= Shock and awe =

Military strategy based on overwhelming power

Shock and awe (technically known as rapid dominance) is a military strategy based on the use of overwhelming power and spectacular displays of force to paralyze the enemy's perception of the battlefield and destroy their will to fight. Though the concept has a variety of historical precedents, the doctrine was explained by Harlan K. Ullman and James P. Wade in 1996 and was developed specifically for application by the US military by the National Defense University of the United States.

==Doctrine of rapid dominance==
Rapid dominance is defined by its authors, Harlan K. Ullman and James P. Wade, as attempting

to affect the will, perception, and understanding of the adversary to fight or respond to our strategic policy ends through imposing a regime of Shock and Awe.

Further, rapid dominance will, according to Ullman and Wade,

impose this overwhelming level of Shock and Awe against an adversary on an immediate or sufficiently timely basis to paralyze its will to carry on ... [to] seize control of the environment and paralyze or so overload an adversary's perceptions and understanding of events that the enemy would be incapable of resistance at the tactical and strategic levels.

Introducing the doctrine in a report to the United States' National Defense University in 1996, Ullman and Wade describe it as an attempt to develop a post-Cold War military doctrine for the United States. Rapid dominance and shock and awe, they write, may become a "revolutionary change" as the United States military is reduced in size and information technology is increasingly integrated into warfare. Subsequent U.S. military authors have written that rapid dominance exploits the "superior technology, precision engagement, and information dominance" of the United States.

Ullman and Wade identify four vital characteristics of rapid dominance:
1. near total or absolute knowledge and understanding of self, adversary, and environment;
2. rapidity and timeliness in application;
3. operational brilliance in execution; and
4. (near) total control and signature management of the entire operational environment.

(Box annotation data)
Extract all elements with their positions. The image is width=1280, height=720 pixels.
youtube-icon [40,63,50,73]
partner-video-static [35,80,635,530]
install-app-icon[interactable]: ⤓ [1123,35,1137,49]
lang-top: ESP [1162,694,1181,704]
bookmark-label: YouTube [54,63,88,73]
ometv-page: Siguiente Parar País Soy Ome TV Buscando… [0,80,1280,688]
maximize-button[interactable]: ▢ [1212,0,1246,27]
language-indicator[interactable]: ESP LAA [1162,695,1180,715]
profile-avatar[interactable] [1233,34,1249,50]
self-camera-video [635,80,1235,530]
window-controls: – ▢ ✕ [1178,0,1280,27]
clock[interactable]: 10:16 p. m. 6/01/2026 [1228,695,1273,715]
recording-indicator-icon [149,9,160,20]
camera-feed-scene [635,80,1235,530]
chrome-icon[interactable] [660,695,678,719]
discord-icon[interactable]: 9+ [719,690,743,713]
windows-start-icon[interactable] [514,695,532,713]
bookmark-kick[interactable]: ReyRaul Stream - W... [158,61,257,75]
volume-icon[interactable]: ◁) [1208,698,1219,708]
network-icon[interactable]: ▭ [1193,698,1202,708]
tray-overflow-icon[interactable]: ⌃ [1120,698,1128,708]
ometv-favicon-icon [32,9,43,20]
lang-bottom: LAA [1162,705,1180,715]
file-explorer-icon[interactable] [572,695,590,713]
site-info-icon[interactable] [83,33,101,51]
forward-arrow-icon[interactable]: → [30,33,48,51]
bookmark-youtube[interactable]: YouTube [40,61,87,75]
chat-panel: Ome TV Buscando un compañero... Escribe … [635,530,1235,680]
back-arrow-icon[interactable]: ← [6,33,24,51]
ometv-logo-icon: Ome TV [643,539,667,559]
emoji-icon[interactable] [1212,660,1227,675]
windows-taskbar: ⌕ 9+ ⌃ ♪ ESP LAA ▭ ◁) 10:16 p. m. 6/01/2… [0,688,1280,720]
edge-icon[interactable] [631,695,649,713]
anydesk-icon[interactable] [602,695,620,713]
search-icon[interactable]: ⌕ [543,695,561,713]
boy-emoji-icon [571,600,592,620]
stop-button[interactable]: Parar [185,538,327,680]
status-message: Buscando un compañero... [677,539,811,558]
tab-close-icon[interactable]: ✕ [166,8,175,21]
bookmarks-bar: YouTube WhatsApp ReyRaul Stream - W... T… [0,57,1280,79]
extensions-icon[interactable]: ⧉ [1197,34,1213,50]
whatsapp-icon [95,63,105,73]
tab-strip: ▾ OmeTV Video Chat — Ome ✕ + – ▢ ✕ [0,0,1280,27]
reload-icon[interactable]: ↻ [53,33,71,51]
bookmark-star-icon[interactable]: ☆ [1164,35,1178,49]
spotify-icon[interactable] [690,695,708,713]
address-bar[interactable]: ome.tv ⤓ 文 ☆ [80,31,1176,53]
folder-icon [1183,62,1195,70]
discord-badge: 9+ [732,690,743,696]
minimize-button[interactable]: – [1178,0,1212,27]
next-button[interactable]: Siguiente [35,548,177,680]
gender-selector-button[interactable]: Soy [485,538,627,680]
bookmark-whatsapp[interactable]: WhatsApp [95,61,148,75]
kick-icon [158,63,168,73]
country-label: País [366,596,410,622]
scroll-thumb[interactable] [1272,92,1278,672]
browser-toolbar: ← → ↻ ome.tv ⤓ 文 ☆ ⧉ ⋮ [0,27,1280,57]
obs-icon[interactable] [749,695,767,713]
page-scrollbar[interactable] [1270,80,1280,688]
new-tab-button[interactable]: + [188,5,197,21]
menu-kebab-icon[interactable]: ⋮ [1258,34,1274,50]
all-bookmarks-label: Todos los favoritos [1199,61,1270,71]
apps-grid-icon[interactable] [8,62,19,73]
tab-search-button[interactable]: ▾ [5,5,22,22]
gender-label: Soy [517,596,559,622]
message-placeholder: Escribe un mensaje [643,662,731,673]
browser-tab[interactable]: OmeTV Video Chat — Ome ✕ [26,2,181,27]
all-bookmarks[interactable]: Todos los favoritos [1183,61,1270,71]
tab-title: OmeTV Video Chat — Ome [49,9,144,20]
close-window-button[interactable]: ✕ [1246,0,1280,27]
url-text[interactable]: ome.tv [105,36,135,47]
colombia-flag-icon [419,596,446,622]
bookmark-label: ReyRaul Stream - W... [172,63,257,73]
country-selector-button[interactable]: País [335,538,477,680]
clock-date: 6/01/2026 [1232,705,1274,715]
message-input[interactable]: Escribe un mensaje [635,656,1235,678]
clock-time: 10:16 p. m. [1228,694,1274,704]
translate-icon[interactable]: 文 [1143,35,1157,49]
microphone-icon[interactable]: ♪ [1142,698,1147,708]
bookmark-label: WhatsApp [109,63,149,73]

- _SET TASKS_
(a) Please repeat the part of the shock and awe text that opens with the words "Military strategy based on overwhelming" and closes with "University of the United States.".
(b) In the shock and awe text, which institution developed the doctrine specifically for application by the US military?

- _ANSWER LIST_
(a)
Military strategy based on overwhelming power

Shock and awe (technically known as rapid dominance) is a military strategy based on the use of overwhelming power and spectacular displays of force to paralyze the enemy's perception of the battlefield and destroy their will to fight. Though the concept has a variety of historical precedents, the doctrine was explained by Harlan K. Ullman and James P. Wade in 1996 and was developed specifically for application by the US military by the National Defense University of the United States.

(b) The National Defense University of the United States.